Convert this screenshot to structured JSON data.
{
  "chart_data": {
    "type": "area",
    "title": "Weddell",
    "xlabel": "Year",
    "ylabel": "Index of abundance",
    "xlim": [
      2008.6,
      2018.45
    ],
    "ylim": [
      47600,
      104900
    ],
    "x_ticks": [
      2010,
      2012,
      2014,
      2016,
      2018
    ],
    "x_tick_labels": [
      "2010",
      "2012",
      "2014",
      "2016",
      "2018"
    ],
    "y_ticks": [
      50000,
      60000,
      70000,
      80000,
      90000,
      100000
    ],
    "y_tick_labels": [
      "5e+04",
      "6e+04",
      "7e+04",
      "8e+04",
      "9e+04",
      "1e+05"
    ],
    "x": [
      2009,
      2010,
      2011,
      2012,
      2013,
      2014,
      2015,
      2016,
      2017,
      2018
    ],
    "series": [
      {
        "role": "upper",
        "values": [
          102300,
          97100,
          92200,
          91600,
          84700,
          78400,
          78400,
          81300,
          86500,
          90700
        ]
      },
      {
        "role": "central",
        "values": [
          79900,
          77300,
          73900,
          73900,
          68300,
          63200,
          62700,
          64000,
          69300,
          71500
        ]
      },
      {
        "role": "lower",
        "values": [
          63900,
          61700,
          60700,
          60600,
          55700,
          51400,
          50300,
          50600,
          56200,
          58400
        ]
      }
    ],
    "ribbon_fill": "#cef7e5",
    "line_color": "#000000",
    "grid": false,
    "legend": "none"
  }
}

#####

= OBJECTIVE =
Set all of the records down again, exactly as they stand.

= EXERCISE ANSWER =
Convert this screenshot to structured JSON data.
{
  "chart_data": {
    "type": "area",
    "title": "Weddell",
    "xlabel": "Year",
    "ylabel": "Index of abundance",
    "xlim": [
      2008.6,
      2018.45
    ],
    "ylim": [
      47600,
      104900
    ],
    "x_ticks": [
      2010,
      2012,
      2014,
      2016,
      2018
    ],
    "x_tick_labels": [
      "2010",
      "2012",
      "2014",
      "2016",
      "2018"
    ],
    "y_ticks": [
      50000,
      60000,
      70000,
      80000,
      90000,
      100000
    ],
    "y_tick_labels": [
      "5e+04",
      "6e+04",
      "7e+04",
      "8e+04",
      "9e+04",
      "1e+05"
    ],
    "x": [
      2009,
      2010,
      2011,
      2012,
      2013,
      2014,
      2015,
      2016,
      2017,
      2018
    ],
    "series": [
      {
        "role": "upper",
        "values": [
          102300,
          97100,
          92200,
          91600,
          84700,
          78400,
          78400,
          81300,
          86500,
          90700
        ]
      },
      {
        "role": "central",
        "values": [
          79900,
          77300,
          73900,
          73900,
          68300,
          63200,
          62700,
          64000,
          69300,
          71500
        ]
      },
      {
        "role": "lower",
        "values": [
          63900,
          61700,
          60700,
          60600,
          55700,
          51400,
          50300,
          50600,
          56200,
          58400
        ]
      }
    ],
    "ribbon_fill": "#cef7e5",
    "line_color": "#000000",
    "grid": false,
    "legend": "none"
  }
}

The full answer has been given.